Records to process
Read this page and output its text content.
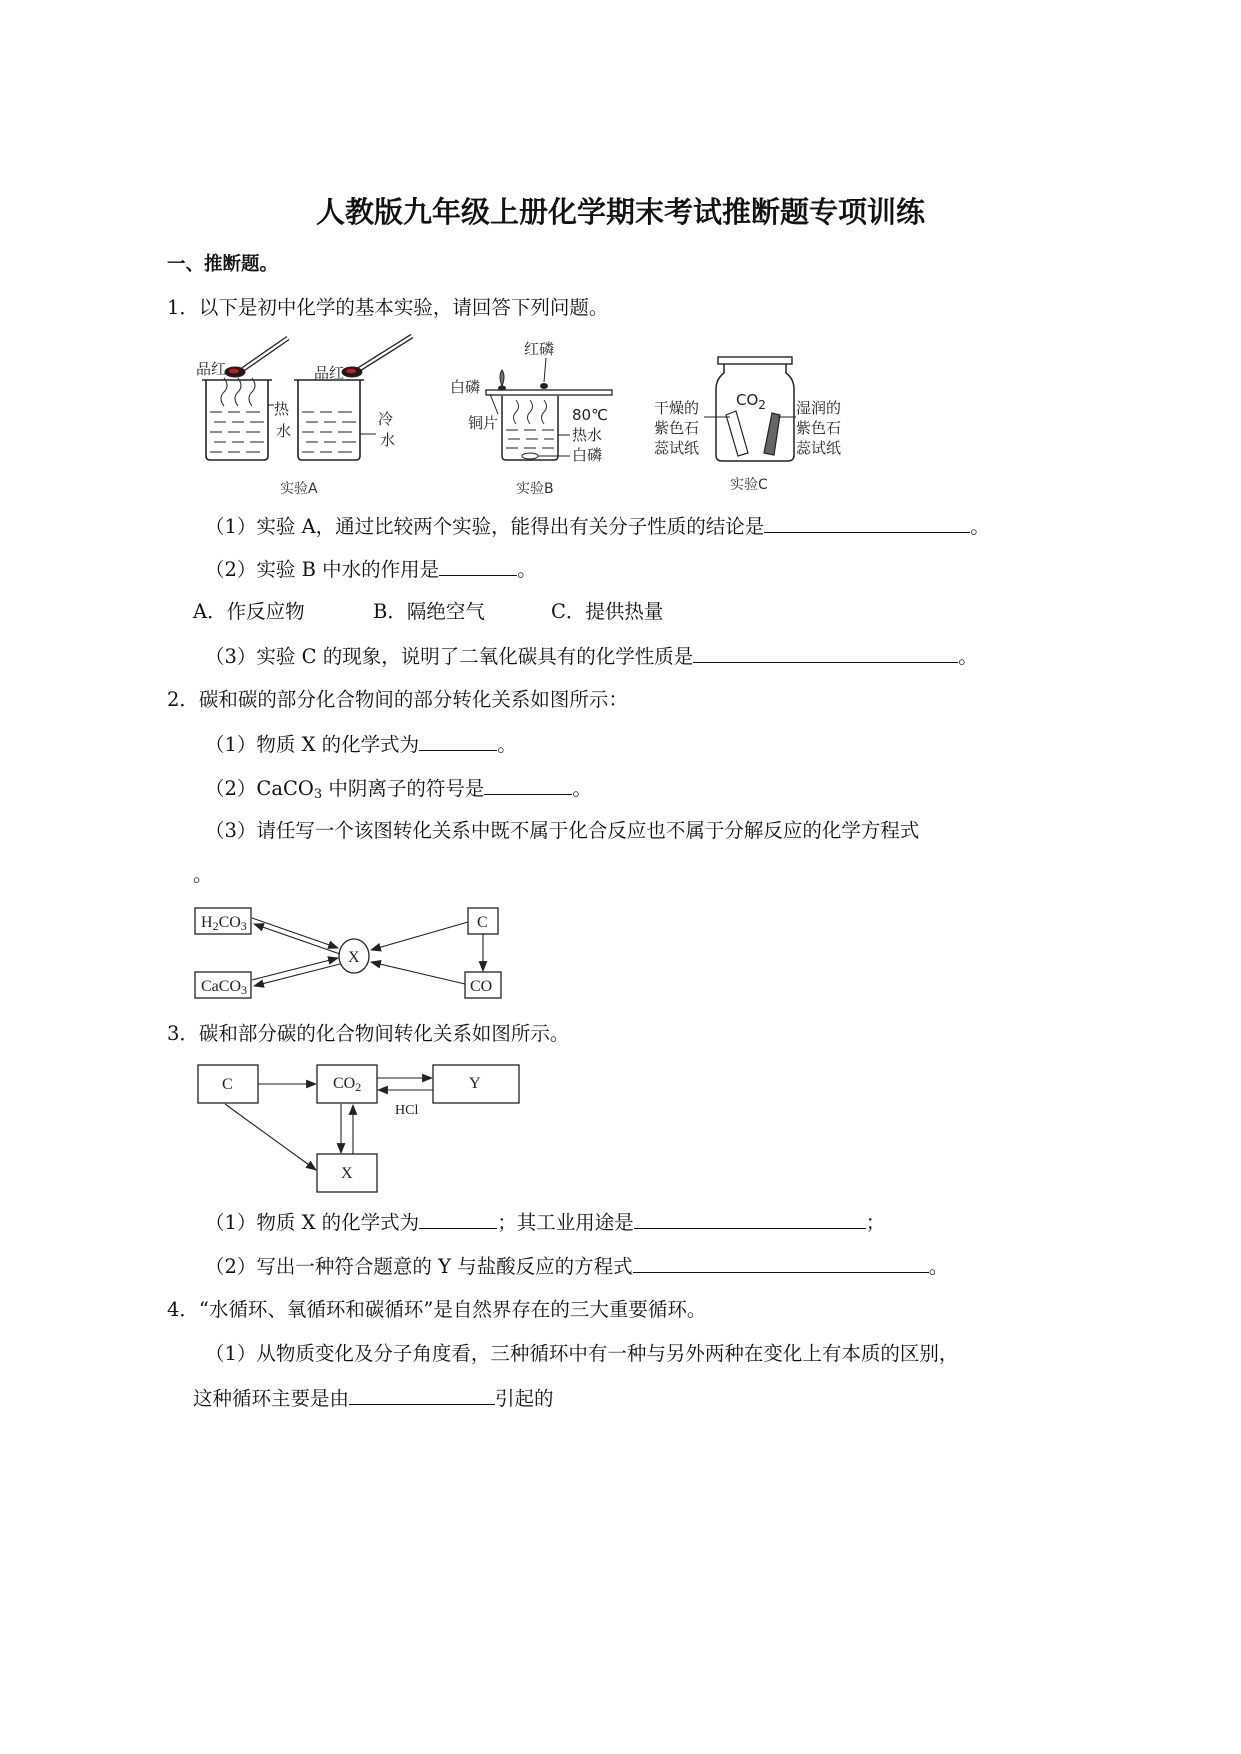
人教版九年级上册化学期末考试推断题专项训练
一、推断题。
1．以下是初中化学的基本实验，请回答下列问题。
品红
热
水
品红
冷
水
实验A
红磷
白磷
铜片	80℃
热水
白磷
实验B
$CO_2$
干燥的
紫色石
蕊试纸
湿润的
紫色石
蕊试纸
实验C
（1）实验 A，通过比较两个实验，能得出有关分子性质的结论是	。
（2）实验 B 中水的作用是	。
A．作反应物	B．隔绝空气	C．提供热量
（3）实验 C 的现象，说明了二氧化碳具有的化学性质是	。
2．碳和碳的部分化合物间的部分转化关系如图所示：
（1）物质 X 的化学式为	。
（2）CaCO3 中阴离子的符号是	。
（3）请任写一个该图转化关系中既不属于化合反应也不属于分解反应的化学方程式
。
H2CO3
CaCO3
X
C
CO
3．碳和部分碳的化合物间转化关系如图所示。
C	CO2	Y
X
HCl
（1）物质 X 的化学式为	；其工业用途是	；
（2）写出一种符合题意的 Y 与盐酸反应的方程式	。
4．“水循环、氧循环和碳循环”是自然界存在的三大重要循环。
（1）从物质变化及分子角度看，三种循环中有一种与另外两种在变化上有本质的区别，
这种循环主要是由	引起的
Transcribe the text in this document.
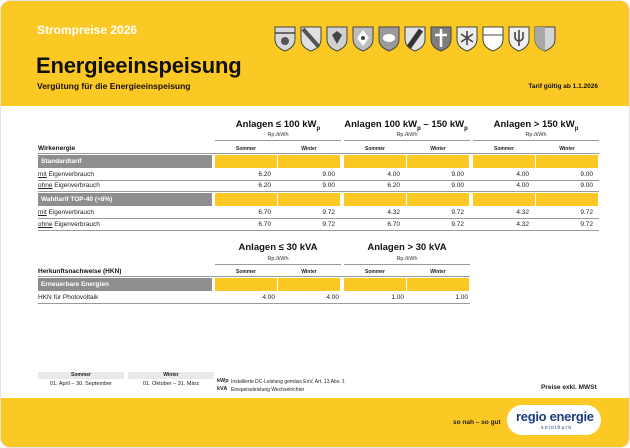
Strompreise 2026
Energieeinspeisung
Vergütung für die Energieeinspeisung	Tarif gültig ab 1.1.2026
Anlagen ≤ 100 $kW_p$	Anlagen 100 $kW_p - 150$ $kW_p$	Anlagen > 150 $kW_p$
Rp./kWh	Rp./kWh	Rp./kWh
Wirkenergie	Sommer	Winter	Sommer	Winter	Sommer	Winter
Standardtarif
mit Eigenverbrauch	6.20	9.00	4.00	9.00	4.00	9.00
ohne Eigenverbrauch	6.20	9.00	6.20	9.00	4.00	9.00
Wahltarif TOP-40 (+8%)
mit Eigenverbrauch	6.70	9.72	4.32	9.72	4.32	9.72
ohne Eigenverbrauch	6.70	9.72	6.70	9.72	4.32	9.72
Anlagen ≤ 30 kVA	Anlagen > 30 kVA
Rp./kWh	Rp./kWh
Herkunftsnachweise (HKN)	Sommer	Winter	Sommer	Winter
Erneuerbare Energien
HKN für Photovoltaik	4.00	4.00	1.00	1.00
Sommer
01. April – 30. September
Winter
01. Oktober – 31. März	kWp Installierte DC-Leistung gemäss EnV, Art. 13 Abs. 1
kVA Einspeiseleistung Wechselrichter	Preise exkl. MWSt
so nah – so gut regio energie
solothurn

Problem description
Using the material above, set down every line exactly, but skip the pictures.

Task output
Read this page and output its text content.
人教版九年级上册化学期末考试推断题专项训练
一、推断题。
1．以下是初中化学的基本实验，请回答下列问题。
品红
热
水
品红
冷
水
实验A
红磷
白磷
铜片	80℃
热水
白磷
实验B
$CO_2$
干燥的
紫色石
蕊试纸
湿润的
紫色石
蕊试纸
实验C
（1）实验 A，通过比较两个实验，能得出有关分子性质的结论是	。
（2）实验 B 中水的作用是	。
A．作反应物	B．隔绝空气	C．提供热量
（3）实验 C 的现象，说明了二氧化碳具有的化学性质是	。
2．碳和碳的部分化合物间的部分转化关系如图所示：
（1）物质 X 的化学式为	。
（2）CaCO3 中阴离子的符号是	。
（3）请任写一个该图转化关系中既不属于化合反应也不属于分解反应的化学方程式
。
H2CO3
CaCO3
X
C
CO
3．碳和部分碳的化合物间转化关系如图所示。
C	CO2	Y
X
HCl
（1）物质 X 的化学式为	；其工业用途是	；
（2）写出一种符合题意的 Y 与盐酸反应的方程式	。
4．“水循环、氧循环和碳循环”是自然界存在的三大重要循环。
（1）从物质变化及分子角度看，三种循环中有一种与另外两种在变化上有本质的区别，
这种循环主要是由	引起的
Transcribe the text in this document.
Strompreise 2026
Energieeinspeisung
Vergütung für die Energieeinspeisung	Tarif gültig ab 1.1.2026
Anlagen ≤ 100 $kW_p$	Anlagen 100 $kW_p - 150$ $kW_p$	Anlagen > 150 $kW_p$
Rp./kWh	Rp./kWh	Rp./kWh
Wirkenergie	Sommer	Winter	Sommer	Winter	Sommer	Winter
Standardtarif
mit Eigenverbrauch	6.20	9.00	4.00	9.00	4.00	9.00
ohne Eigenverbrauch	6.20	9.00	6.20	9.00	4.00	9.00
Wahltarif TOP-40 (+8%)
mit Eigenverbrauch	6.70	9.72	4.32	9.72	4.32	9.72
ohne Eigenverbrauch	6.70	9.72	6.70	9.72	4.32	9.72
Anlagen ≤ 30 kVA	Anlagen > 30 kVA
Rp./kWh	Rp./kWh
Herkunftsnachweise (HKN)	Sommer	Winter	Sommer	Winter
Erneuerbare Energien
HKN für Photovoltaik	4.00	4.00	1.00	1.00
Sommer
01. April – 30. September
Winter
01. Oktober – 31. März	kWp Installierte DC-Leistung gemäss EnV, Art. 13 Abs. 1
kVA Einspeiseleistung Wechselrichter	Preise exkl. MWSt
so nah – so gut regio energie
solothurn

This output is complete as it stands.